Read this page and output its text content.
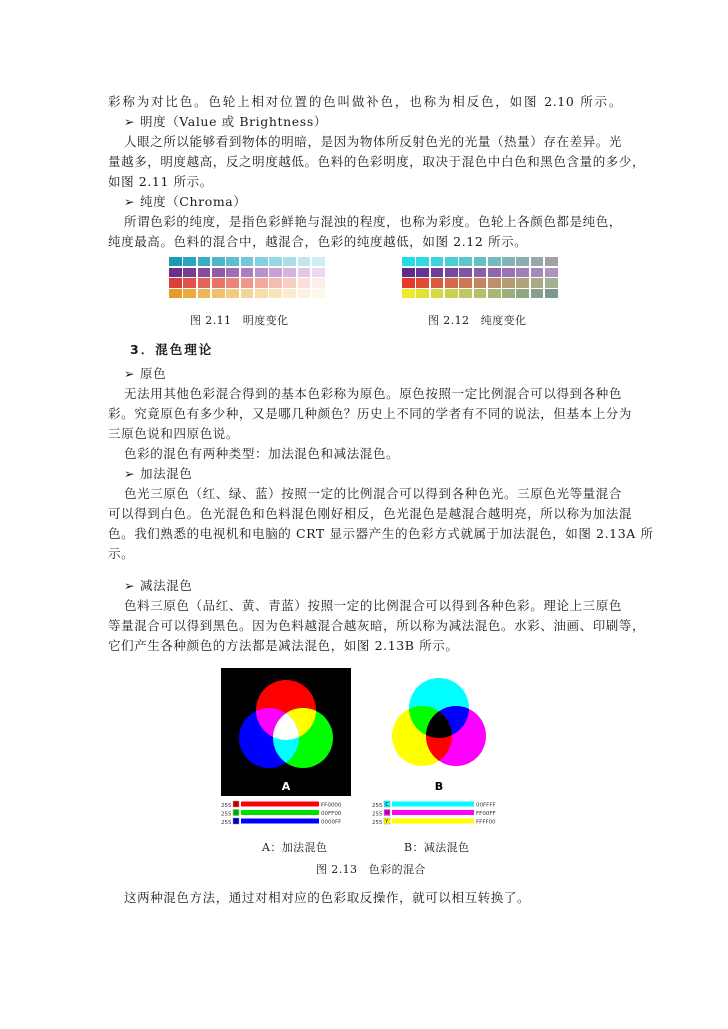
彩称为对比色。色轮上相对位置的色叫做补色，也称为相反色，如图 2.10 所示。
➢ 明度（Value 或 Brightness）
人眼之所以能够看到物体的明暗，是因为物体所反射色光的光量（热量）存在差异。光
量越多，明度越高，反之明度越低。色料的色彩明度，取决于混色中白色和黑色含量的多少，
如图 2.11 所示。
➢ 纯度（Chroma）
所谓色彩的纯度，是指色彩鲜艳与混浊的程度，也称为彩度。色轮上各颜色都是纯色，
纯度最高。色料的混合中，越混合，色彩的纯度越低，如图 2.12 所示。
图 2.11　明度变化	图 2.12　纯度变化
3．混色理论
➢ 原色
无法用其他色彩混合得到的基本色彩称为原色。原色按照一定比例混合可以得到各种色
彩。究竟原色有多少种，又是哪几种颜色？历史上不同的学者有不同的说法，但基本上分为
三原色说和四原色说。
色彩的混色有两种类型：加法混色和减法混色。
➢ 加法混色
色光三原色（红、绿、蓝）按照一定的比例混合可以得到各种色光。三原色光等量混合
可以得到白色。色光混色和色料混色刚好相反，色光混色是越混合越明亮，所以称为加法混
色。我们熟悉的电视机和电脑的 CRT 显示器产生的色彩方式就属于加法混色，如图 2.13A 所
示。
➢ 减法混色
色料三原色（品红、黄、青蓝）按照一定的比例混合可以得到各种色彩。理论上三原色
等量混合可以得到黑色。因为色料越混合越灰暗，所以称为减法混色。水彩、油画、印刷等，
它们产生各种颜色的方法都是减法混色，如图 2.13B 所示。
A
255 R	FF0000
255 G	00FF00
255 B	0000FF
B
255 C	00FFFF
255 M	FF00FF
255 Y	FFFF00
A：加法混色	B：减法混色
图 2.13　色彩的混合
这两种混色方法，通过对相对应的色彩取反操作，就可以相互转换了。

-- -- --

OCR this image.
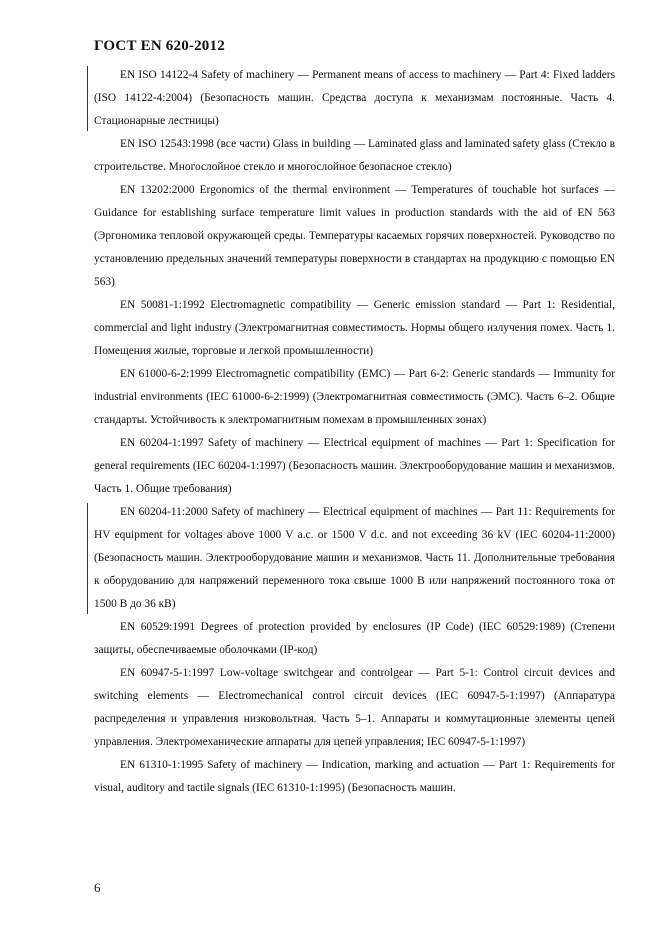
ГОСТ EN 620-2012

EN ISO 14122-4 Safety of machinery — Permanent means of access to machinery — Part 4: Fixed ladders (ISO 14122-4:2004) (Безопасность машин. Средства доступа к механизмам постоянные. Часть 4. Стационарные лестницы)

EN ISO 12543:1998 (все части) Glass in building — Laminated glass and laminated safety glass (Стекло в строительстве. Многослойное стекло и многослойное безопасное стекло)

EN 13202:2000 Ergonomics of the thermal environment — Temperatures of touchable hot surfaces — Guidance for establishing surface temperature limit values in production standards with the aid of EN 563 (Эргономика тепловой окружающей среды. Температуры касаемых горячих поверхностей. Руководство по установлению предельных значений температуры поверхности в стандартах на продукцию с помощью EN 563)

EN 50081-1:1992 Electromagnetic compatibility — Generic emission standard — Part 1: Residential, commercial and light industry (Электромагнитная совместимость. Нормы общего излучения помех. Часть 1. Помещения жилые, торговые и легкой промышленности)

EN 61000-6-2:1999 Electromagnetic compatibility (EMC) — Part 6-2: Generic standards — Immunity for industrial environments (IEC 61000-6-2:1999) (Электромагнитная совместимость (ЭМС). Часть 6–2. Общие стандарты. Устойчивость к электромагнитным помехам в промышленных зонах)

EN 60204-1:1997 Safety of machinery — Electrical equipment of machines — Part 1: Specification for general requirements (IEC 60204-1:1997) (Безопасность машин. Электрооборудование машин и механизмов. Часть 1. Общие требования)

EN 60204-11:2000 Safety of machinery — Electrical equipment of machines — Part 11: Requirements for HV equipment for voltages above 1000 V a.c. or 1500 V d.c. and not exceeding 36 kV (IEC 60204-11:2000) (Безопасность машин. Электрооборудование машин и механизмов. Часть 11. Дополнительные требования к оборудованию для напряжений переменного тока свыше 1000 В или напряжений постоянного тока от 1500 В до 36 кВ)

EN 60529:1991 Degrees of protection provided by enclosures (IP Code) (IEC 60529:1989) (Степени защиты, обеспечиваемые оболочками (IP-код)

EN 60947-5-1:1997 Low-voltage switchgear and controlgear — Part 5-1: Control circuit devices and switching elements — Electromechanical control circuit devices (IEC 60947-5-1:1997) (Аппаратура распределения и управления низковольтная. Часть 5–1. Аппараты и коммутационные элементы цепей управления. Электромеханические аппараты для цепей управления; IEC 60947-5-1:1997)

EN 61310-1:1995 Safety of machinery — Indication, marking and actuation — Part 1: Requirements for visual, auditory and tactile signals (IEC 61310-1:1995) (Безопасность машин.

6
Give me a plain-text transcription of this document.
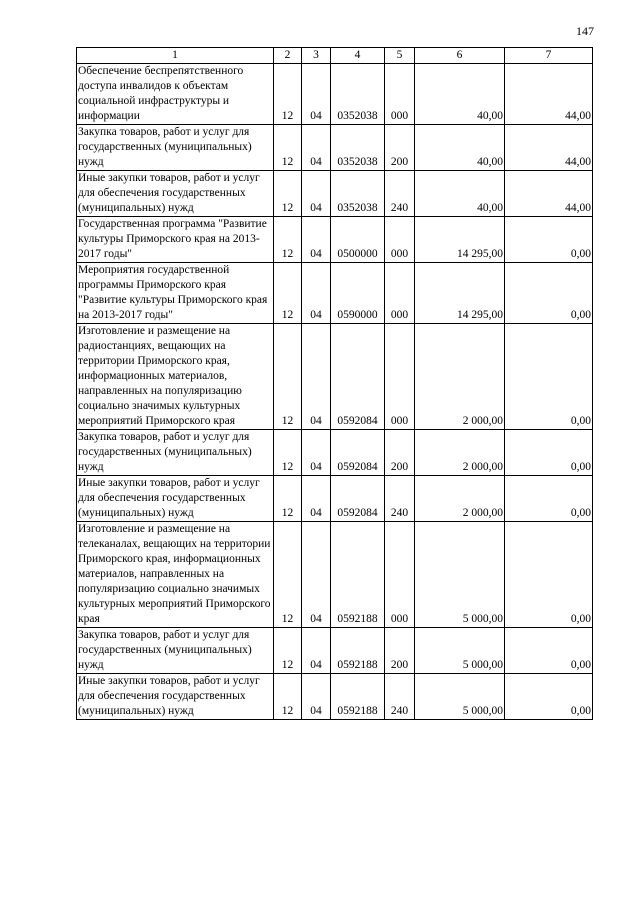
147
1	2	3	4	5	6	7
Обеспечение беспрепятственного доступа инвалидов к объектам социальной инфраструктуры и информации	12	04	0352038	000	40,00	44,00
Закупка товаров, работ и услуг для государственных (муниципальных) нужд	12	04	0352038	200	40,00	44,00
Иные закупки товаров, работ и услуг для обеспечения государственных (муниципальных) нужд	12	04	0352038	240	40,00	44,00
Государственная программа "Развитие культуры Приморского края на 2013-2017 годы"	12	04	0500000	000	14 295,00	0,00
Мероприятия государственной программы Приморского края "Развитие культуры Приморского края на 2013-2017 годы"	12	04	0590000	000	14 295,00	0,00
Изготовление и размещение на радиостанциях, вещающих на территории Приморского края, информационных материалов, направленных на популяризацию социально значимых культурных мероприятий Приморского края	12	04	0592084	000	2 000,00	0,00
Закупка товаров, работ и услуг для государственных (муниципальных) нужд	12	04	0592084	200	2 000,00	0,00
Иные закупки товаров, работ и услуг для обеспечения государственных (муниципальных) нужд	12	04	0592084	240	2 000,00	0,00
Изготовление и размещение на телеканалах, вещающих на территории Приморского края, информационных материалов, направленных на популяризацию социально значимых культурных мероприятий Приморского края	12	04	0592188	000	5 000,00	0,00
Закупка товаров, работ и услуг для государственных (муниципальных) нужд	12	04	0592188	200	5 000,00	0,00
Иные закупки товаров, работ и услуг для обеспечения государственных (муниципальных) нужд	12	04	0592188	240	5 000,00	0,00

-- -- --

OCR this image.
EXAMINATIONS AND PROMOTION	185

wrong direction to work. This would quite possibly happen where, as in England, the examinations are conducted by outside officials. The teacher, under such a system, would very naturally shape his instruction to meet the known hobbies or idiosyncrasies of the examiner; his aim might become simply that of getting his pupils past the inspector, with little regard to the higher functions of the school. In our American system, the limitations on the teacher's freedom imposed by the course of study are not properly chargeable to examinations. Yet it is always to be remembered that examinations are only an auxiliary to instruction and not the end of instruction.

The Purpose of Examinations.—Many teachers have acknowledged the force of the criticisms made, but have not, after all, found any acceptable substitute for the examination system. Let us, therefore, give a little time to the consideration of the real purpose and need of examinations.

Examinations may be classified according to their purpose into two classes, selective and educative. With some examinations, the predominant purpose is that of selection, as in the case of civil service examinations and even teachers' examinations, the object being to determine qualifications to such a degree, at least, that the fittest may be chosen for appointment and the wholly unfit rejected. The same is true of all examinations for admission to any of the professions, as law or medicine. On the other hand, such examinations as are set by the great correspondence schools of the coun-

-- -- --

Search the preceding listing for the word "Electromagnetic" and pull out every line that holds it.

**RESULT**
EN 50081-1:1992 Electromagnetic compatibility — Generic emission standard — Part 1: Residential, commercial and light industry (Электромагнитная совместимость. Нормы общего излучения помех. Часть 1. Помещения жилые, торговые и легкой промышленности)
EN 61000-6-2:1999 Electromagnetic compatibility (EMC) — Part 6-2: Generic standards — Immunity for industrial environments (IEC 61000-6-2:1999) (Электромагнитная совместимость (ЭМС). Часть 6–2. Общие стандарты. Устойчивость к электромагнитным помехам в промышленных зонах)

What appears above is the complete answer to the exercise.